*Direction*
From the line with "Convert this chart to structured JSON data." through the final line, please write out the listing exactly, including both of those lines.

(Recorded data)
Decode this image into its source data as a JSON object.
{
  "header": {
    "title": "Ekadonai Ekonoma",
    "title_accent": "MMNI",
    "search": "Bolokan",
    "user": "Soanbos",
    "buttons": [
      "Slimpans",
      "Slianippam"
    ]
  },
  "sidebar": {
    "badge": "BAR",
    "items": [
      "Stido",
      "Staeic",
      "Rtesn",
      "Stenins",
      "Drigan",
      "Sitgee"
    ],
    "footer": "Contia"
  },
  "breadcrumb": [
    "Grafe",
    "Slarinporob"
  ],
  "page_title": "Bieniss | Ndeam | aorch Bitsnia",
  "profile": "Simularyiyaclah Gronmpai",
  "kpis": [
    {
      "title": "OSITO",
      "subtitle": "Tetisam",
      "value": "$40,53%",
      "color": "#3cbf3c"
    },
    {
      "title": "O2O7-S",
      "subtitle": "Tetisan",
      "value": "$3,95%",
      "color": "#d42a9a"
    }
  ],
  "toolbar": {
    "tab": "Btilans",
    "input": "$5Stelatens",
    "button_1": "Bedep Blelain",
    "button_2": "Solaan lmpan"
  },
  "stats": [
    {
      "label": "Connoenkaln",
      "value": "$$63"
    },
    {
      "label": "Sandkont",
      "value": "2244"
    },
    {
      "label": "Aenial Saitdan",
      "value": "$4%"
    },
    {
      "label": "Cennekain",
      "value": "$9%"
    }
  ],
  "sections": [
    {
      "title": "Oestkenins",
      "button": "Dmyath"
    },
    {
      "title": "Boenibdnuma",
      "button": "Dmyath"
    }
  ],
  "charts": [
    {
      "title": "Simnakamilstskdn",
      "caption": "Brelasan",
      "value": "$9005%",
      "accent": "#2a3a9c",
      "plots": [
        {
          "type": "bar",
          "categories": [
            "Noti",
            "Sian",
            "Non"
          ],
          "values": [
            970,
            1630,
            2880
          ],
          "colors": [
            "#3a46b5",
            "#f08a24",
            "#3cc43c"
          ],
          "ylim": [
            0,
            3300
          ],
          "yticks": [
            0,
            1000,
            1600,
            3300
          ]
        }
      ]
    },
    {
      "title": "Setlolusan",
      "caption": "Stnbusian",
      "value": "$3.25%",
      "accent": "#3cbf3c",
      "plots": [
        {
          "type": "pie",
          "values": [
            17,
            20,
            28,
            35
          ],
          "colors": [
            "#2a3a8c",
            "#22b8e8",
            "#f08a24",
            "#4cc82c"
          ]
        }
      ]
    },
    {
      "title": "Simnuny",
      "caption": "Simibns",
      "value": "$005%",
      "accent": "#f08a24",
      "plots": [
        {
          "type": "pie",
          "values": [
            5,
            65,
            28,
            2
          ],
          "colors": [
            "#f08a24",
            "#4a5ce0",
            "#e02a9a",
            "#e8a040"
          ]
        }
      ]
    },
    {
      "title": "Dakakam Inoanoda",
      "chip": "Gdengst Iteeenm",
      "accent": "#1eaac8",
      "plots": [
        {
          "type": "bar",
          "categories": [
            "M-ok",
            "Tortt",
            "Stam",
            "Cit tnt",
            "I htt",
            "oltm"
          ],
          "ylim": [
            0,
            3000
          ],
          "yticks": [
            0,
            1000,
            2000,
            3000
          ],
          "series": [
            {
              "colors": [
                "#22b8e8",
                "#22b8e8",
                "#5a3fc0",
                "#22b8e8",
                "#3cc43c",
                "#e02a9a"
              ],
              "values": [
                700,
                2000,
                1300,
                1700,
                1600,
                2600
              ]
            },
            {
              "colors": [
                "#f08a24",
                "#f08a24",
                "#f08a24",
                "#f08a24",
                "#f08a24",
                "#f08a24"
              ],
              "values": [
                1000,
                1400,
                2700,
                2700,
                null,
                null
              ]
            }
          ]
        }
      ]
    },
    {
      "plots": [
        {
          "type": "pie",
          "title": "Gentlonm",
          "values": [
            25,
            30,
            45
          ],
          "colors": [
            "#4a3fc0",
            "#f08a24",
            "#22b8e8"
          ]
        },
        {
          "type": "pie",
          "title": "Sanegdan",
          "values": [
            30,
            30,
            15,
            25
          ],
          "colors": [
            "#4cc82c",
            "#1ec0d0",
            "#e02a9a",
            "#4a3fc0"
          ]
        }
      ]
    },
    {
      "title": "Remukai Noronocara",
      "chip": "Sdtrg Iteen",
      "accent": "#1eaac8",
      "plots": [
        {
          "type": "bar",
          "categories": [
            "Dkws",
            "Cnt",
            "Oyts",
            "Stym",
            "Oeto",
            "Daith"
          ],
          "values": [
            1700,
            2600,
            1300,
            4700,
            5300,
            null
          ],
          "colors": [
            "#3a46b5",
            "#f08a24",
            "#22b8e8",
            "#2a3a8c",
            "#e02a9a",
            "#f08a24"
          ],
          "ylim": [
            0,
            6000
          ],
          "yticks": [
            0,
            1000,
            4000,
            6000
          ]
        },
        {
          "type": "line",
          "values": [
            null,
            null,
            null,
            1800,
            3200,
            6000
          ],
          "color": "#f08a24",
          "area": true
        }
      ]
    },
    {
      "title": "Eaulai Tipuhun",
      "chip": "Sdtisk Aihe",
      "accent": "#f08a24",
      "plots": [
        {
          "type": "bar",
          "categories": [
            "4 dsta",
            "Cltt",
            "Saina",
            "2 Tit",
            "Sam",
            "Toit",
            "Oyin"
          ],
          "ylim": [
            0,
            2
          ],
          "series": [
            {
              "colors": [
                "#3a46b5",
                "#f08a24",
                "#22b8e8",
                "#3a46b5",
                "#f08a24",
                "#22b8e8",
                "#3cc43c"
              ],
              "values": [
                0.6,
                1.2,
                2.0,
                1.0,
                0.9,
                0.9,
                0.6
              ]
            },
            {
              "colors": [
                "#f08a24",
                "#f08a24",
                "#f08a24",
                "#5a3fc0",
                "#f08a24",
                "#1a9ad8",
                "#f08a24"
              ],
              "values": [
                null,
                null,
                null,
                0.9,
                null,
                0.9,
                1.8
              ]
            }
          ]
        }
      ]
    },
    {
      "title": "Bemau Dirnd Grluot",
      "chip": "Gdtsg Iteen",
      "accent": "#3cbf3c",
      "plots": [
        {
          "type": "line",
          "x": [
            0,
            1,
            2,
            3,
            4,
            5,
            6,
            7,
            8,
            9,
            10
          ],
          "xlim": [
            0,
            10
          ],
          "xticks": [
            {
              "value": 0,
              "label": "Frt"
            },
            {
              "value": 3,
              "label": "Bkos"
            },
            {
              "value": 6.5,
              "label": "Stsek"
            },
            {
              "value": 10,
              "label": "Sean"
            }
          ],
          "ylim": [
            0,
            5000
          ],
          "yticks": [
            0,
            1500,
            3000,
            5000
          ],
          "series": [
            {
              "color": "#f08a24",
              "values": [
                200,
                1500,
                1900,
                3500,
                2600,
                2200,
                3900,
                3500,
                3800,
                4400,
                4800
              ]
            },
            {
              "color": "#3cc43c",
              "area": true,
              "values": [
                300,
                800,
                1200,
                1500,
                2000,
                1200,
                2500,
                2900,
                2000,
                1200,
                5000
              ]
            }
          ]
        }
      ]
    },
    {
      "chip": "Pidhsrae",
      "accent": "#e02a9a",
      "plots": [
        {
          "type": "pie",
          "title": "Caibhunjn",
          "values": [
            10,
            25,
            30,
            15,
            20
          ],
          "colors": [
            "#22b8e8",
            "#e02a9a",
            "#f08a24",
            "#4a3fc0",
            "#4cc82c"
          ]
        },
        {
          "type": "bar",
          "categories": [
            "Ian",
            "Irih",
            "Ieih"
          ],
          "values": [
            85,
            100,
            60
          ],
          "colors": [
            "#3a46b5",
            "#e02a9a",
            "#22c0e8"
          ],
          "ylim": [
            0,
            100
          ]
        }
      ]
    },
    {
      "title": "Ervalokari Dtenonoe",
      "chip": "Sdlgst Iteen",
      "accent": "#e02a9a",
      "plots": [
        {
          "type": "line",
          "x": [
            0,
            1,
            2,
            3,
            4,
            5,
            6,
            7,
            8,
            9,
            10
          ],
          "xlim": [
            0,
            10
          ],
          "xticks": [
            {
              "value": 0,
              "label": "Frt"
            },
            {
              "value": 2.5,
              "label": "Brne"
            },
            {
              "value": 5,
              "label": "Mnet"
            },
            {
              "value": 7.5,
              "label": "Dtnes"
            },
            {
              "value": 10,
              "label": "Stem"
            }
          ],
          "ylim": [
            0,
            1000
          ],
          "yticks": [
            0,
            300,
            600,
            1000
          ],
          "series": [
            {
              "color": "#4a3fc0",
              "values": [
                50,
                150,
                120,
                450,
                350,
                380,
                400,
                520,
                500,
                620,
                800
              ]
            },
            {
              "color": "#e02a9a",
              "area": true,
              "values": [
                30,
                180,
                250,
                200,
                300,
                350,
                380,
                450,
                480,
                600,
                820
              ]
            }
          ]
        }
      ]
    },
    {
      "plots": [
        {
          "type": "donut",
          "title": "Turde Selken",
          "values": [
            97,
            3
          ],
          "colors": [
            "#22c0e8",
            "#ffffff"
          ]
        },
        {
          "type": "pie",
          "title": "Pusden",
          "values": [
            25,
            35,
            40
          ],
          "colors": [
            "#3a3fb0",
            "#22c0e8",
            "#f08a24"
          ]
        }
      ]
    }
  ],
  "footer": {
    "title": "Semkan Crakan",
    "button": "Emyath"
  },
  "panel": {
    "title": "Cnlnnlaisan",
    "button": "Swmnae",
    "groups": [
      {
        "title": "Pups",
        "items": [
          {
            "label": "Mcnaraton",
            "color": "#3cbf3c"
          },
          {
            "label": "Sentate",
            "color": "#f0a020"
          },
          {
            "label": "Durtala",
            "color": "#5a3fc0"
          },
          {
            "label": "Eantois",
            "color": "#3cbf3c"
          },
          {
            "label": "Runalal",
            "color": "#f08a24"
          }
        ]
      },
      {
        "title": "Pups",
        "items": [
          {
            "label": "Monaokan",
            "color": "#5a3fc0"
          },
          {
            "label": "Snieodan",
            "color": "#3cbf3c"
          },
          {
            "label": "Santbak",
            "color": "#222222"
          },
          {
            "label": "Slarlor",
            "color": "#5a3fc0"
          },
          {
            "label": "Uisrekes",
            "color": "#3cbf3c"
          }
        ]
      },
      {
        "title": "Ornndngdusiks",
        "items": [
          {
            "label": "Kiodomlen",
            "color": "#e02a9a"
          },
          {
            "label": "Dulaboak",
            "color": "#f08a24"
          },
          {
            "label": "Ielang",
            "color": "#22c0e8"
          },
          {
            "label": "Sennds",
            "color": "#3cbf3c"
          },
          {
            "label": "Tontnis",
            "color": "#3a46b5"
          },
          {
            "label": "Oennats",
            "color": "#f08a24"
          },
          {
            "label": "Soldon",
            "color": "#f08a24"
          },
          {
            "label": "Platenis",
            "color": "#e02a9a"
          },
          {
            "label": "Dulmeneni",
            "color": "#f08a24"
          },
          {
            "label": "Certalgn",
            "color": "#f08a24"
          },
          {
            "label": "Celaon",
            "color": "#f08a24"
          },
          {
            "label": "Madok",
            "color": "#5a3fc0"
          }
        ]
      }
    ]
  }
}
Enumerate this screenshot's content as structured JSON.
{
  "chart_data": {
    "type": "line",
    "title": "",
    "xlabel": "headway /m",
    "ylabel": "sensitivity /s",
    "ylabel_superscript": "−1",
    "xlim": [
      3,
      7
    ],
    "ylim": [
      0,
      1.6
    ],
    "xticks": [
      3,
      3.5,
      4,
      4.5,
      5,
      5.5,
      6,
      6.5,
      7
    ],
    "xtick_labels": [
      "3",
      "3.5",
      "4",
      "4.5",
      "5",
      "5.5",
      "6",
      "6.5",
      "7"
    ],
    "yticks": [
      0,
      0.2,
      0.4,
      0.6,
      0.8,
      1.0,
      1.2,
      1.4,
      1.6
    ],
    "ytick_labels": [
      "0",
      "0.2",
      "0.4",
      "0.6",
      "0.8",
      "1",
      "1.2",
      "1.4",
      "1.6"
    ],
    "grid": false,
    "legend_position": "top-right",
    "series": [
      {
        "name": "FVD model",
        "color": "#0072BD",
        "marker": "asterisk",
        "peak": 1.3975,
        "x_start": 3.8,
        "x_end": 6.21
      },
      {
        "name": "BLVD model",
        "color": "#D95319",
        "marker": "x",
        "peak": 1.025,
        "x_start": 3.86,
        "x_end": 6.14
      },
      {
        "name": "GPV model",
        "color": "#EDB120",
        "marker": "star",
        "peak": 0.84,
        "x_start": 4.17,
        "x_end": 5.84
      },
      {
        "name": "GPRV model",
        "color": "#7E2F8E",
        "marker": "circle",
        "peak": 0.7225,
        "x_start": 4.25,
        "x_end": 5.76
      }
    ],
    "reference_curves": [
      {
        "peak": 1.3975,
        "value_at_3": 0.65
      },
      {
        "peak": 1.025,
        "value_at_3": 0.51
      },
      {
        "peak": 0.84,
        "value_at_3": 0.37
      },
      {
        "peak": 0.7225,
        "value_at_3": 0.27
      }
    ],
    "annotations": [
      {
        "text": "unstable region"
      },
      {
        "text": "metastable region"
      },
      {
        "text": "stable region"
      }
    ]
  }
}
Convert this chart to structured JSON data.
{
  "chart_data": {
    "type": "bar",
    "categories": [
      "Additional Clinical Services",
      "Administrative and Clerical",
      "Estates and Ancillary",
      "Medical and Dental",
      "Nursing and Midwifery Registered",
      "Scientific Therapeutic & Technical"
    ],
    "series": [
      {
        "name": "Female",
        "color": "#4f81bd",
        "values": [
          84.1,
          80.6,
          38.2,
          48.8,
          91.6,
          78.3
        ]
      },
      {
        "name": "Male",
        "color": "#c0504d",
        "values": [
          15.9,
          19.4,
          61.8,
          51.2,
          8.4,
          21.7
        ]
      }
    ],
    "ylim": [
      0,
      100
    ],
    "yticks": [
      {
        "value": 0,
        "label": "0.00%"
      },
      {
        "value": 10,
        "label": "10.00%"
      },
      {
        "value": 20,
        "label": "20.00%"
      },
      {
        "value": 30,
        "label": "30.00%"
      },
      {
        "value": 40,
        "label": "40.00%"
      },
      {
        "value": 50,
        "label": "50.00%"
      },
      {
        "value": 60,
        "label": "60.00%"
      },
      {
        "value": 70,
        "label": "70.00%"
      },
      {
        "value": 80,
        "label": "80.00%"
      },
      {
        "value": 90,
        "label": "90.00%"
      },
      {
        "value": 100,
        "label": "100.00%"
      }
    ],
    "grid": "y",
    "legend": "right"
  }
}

*Response to this task*
Convert this chart to structured JSON data.
{
  "chart_data": {
    "type": "bar",
    "categories": [
      "Additional Clinical Services",
      "Administrative and Clerical",
      "Estates and Ancillary",
      "Medical and Dental",
      "Nursing and Midwifery Registered",
      "Scientific Therapeutic & Technical"
    ],
    "series": [
      {
        "name": "Female",
        "color": "#4f81bd",
        "values": [
          84.1,
          80.6,
          38.2,
          48.8,
          91.6,
          78.3
        ]
      },
      {
        "name": "Male",
        "color": "#c0504d",
        "values": [
          15.9,
          19.4,
          61.8,
          51.2,
          8.4,
          21.7
        ]
      }
    ],
    "ylim": [
      0,
      100
    ],
    "yticks": [
      {
        "value": 0,
        "label": "0.00%"
      },
      {
        "value": 10,
        "label": "10.00%"
      },
      {
        "value": 20,
        "label": "20.00%"
      },
      {
        "value": 30,
        "label": "30.00%"
      },
      {
        "value": 40,
        "label": "40.00%"
      },
      {
        "value": 50,
        "label": "50.00%"
      },
      {
        "value": 60,
        "label": "60.00%"
      },
      {
        "value": 70,
        "label": "70.00%"
      },
      {
        "value": 80,
        "label": "80.00%"
      },
      {
        "value": 90,
        "label": "90.00%"
      },
      {
        "value": 100,
        "label": "100.00%"
      }
    ],
    "grid": "y",
    "legend": "right"
  }
}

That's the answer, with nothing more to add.